**Task brief**: Leave out the pictures and restate the rest of the data exactly.

[Data entries]
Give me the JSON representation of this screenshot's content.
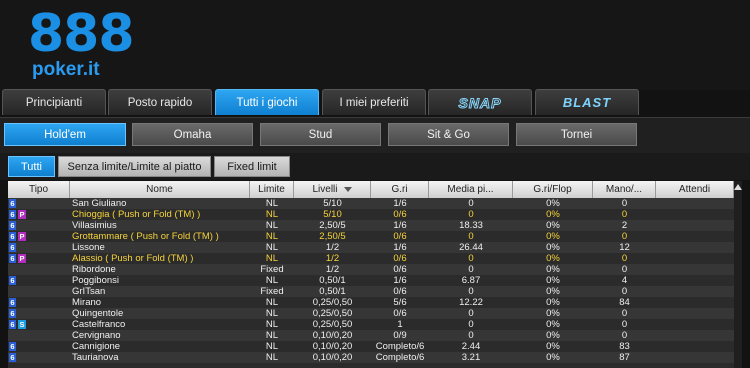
{
  "brand": {
    "logo_number": "888",
    "logo_text": "poker.it"
  },
  "main_tabs": [
    {
      "label": "Principianti",
      "active": false
    },
    {
      "label": "Posto rapido",
      "active": false
    },
    {
      "label": "Tutti i giochi",
      "active": true
    },
    {
      "label": "I miei preferiti",
      "active": false
    },
    {
      "label": "SNAP",
      "active": false
    },
    {
      "label": "BLAST",
      "active": false
    }
  ],
  "game_tabs": [
    {
      "label": "Hold'em",
      "active": true
    },
    {
      "label": "Omaha",
      "active": false
    },
    {
      "label": "Stud",
      "active": false
    },
    {
      "label": "Sit & Go",
      "active": false
    },
    {
      "label": "Tornei",
      "active": false
    }
  ],
  "filter_tabs": [
    {
      "label": "Tutti",
      "active": true
    },
    {
      "label": "Senza limite/Limite al piatto",
      "active": false
    },
    {
      "label": "Fixed limit",
      "active": false
    }
  ],
  "table": {
    "columns": [
      "Tipo",
      "Nome",
      "Limite",
      "Livelli",
      "G.ri",
      "Media pi...",
      "G.ri/Flop",
      "Mano/...",
      "Attendi"
    ],
    "sorted_column": "Livelli",
    "rows": [
      {
        "tipo": [
          "6"
        ],
        "nome": "San Giuliano",
        "limite": "NL",
        "livelli": "5/10",
        "giri": "1/6",
        "media": "0",
        "flop": "0%",
        "mano": "0",
        "attendi": "",
        "highlight": false
      },
      {
        "tipo": [
          "6",
          "P"
        ],
        "nome": "Chioggia ( Push or Fold (TM) )",
        "limite": "NL",
        "livelli": "5/10",
        "giri": "0/6",
        "media": "0",
        "flop": "0%",
        "mano": "0",
        "attendi": "",
        "highlight": true
      },
      {
        "tipo": [
          "6"
        ],
        "nome": "Villasimius",
        "limite": "NL",
        "livelli": "2,50/5",
        "giri": "1/6",
        "media": "18.33",
        "flop": "0%",
        "mano": "2",
        "attendi": "",
        "highlight": false
      },
      {
        "tipo": [
          "6",
          "P"
        ],
        "nome": "Grottammare ( Push or Fold (TM) )",
        "limite": "NL",
        "livelli": "2,50/5",
        "giri": "0/6",
        "media": "0",
        "flop": "0%",
        "mano": "0",
        "attendi": "",
        "highlight": true
      },
      {
        "tipo": [
          "6"
        ],
        "nome": "Lissone",
        "limite": "NL",
        "livelli": "1/2",
        "giri": "1/6",
        "media": "26.44",
        "flop": "0%",
        "mano": "12",
        "attendi": "",
        "highlight": false
      },
      {
        "tipo": [
          "6",
          "P"
        ],
        "nome": "Alassio ( Push or Fold (TM) )",
        "limite": "NL",
        "livelli": "1/2",
        "giri": "0/6",
        "media": "0",
        "flop": "0%",
        "mano": "0",
        "attendi": "",
        "highlight": true
      },
      {
        "tipo": [],
        "nome": "Ribordone",
        "limite": "Fixed",
        "livelli": "1/2",
        "giri": "0/6",
        "media": "0",
        "flop": "0%",
        "mano": "0",
        "attendi": "",
        "highlight": false
      },
      {
        "tipo": [
          "6"
        ],
        "nome": "Poggibonsi",
        "limite": "NL",
        "livelli": "0,50/1",
        "giri": "1/6",
        "media": "6.87",
        "flop": "0%",
        "mano": "4",
        "attendi": "",
        "highlight": false
      },
      {
        "tipo": [],
        "nome": "GrITsan",
        "limite": "Fixed",
        "livelli": "0,50/1",
        "giri": "0/6",
        "media": "0",
        "flop": "0%",
        "mano": "0",
        "attendi": "",
        "highlight": false
      },
      {
        "tipo": [
          "6"
        ],
        "nome": "Mirano",
        "limite": "NL",
        "livelli": "0,25/0,50",
        "giri": "5/6",
        "media": "12.22",
        "flop": "0%",
        "mano": "84",
        "attendi": "",
        "highlight": false
      },
      {
        "tipo": [
          "6"
        ],
        "nome": "Quingentole",
        "limite": "NL",
        "livelli": "0,25/0,50",
        "giri": "0/6",
        "media": "0",
        "flop": "0%",
        "mano": "0",
        "attendi": "",
        "highlight": false
      },
      {
        "tipo": [
          "6",
          "S"
        ],
        "nome": "Castelfranco",
        "limite": "NL",
        "livelli": "0,25/0,50",
        "giri": "1",
        "media": "0",
        "flop": "0%",
        "mano": "0",
        "attendi": "",
        "highlight": false
      },
      {
        "tipo": [],
        "nome": "Cervignano",
        "limite": "NL",
        "livelli": "0,10/0,20",
        "giri": "0/9",
        "media": "0",
        "flop": "0%",
        "mano": "0",
        "attendi": "",
        "highlight": false
      },
      {
        "tipo": [
          "6"
        ],
        "nome": "Cannigione",
        "limite": "NL",
        "livelli": "0,10/0,20",
        "giri": "Completo/6",
        "media": "2.44",
        "flop": "0%",
        "mano": "83",
        "attendi": "",
        "highlight": false
      },
      {
        "tipo": [
          "6"
        ],
        "nome": "Taurianova",
        "limite": "NL",
        "livelli": "0,10/0,20",
        "giri": "Completo/6",
        "media": "3.21",
        "flop": "0%",
        "mano": "87",
        "attendi": "",
        "highlight": false
      }
    ]
  },
  "colors": {
    "accent": "#1b8fe3",
    "highlight_text": "#f5d33a",
    "badge_six": "#2b5fd6",
    "badge_push": "#b22cc0",
    "badge_snap": "#1a9de0"
  }
}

**Worked solution**:
Give me the JSON representation of this screenshot's content.
{
  "brand": {
    "logo_number": "888",
    "logo_text": "poker.it"
  },
  "main_tabs": [
    {
      "label": "Principianti",
      "active": false
    },
    {
      "label": "Posto rapido",
      "active": false
    },
    {
      "label": "Tutti i giochi",
      "active": true
    },
    {
      "label": "I miei preferiti",
      "active": false
    },
    {
      "label": "SNAP",
      "active": false
    },
    {
      "label": "BLAST",
      "active": false
    }
  ],
  "game_tabs": [
    {
      "label": "Hold'em",
      "active": true
    },
    {
      "label": "Omaha",
      "active": false
    },
    {
      "label": "Stud",
      "active": false
    },
    {
      "label": "Sit & Go",
      "active": false
    },
    {
      "label": "Tornei",
      "active": false
    }
  ],
  "filter_tabs": [
    {
      "label": "Tutti",
      "active": true
    },
    {
      "label": "Senza limite/Limite al piatto",
      "active": false
    },
    {
      "label": "Fixed limit",
      "active": false
    }
  ],
  "table": {
    "columns": [
      "Tipo",
      "Nome",
      "Limite",
      "Livelli",
      "G.ri",
      "Media pi...",
      "G.ri/Flop",
      "Mano/...",
      "Attendi"
    ],
    "sorted_column": "Livelli",
    "rows": [
      {
        "tipo": [
          "6"
        ],
        "nome": "San Giuliano",
        "limite": "NL",
        "livelli": "5/10",
        "giri": "1/6",
        "media": "0",
        "flop": "0%",
        "mano": "0",
        "attendi": "",
        "highlight": false
      },
      {
        "tipo": [
          "6",
          "P"
        ],
        "nome": "Chioggia ( Push or Fold (TM) )",
        "limite": "NL",
        "livelli": "5/10",
        "giri": "0/6",
        "media": "0",
        "flop": "0%",
        "mano": "0",
        "attendi": "",
        "highlight": true
      },
      {
        "tipo": [
          "6"
        ],
        "nome": "Villasimius",
        "limite": "NL",
        "livelli": "2,50/5",
        "giri": "1/6",
        "media": "18.33",
        "flop": "0%",
        "mano": "2",
        "attendi": "",
        "highlight": false
      },
      {
        "tipo": [
          "6",
          "P"
        ],
        "nome": "Grottammare ( Push or Fold (TM) )",
        "limite": "NL",
        "livelli": "2,50/5",
        "giri": "0/6",
        "media": "0",
        "flop": "0%",
        "mano": "0",
        "attendi": "",
        "highlight": true
      },
      {
        "tipo": [
          "6"
        ],
        "nome": "Lissone",
        "limite": "NL",
        "livelli": "1/2",
        "giri": "1/6",
        "media": "26.44",
        "flop": "0%",
        "mano": "12",
        "attendi": "",
        "highlight": false
      },
      {
        "tipo": [
          "6",
          "P"
        ],
        "nome": "Alassio ( Push or Fold (TM) )",
        "limite": "NL",
        "livelli": "1/2",
        "giri": "0/6",
        "media": "0",
        "flop": "0%",
        "mano": "0",
        "attendi": "",
        "highlight": true
      },
      {
        "tipo": [],
        "nome": "Ribordone",
        "limite": "Fixed",
        "livelli": "1/2",
        "giri": "0/6",
        "media": "0",
        "flop": "0%",
        "mano": "0",
        "attendi": "",
        "highlight": false
      },
      {
        "tipo": [
          "6"
        ],
        "nome": "Poggibonsi",
        "limite": "NL",
        "livelli": "0,50/1",
        "giri": "1/6",
        "media": "6.87",
        "flop": "0%",
        "mano": "4",
        "attendi": "",
        "highlight": false
      },
      {
        "tipo": [],
        "nome": "GrITsan",
        "limite": "Fixed",
        "livelli": "0,50/1",
        "giri": "0/6",
        "media": "0",
        "flop": "0%",
        "mano": "0",
        "attendi": "",
        "highlight": false
      },
      {
        "tipo": [
          "6"
        ],
        "nome": "Mirano",
        "limite": "NL",
        "livelli": "0,25/0,50",
        "giri": "5/6",
        "media": "12.22",
        "flop": "0%",
        "mano": "84",
        "attendi": "",
        "highlight": false
      },
      {
        "tipo": [
          "6"
        ],
        "nome": "Quingentole",
        "limite": "NL",
        "livelli": "0,25/0,50",
        "giri": "0/6",
        "media": "0",
        "flop": "0%",
        "mano": "0",
        "attendi": "",
        "highlight": false
      },
      {
        "tipo": [
          "6",
          "S"
        ],
        "nome": "Castelfranco",
        "limite": "NL",
        "livelli": "0,25/0,50",
        "giri": "1",
        "media": "0",
        "flop": "0%",
        "mano": "0",
        "attendi": "",
        "highlight": false
      },
      {
        "tipo": [],
        "nome": "Cervignano",
        "limite": "NL",
        "livelli": "0,10/0,20",
        "giri": "0/9",
        "media": "0",
        "flop": "0%",
        "mano": "0",
        "attendi": "",
        "highlight": false
      },
      {
        "tipo": [
          "6"
        ],
        "nome": "Cannigione",
        "limite": "NL",
        "livelli": "0,10/0,20",
        "giri": "Completo/6",
        "media": "2.44",
        "flop": "0%",
        "mano": "83",
        "attendi": "",
        "highlight": false
      },
      {
        "tipo": [
          "6"
        ],
        "nome": "Taurianova",
        "limite": "NL",
        "livelli": "0,10/0,20",
        "giri": "Completo/6",
        "media": "3.21",
        "flop": "0%",
        "mano": "87",
        "attendi": "",
        "highlight": false
      }
    ]
  },
  "colors": {
    "accent": "#1b8fe3",
    "highlight_text": "#f5d33a",
    "badge_six": "#2b5fd6",
    "badge_push": "#b22cc0",
    "badge_snap": "#1a9de0"
  }
}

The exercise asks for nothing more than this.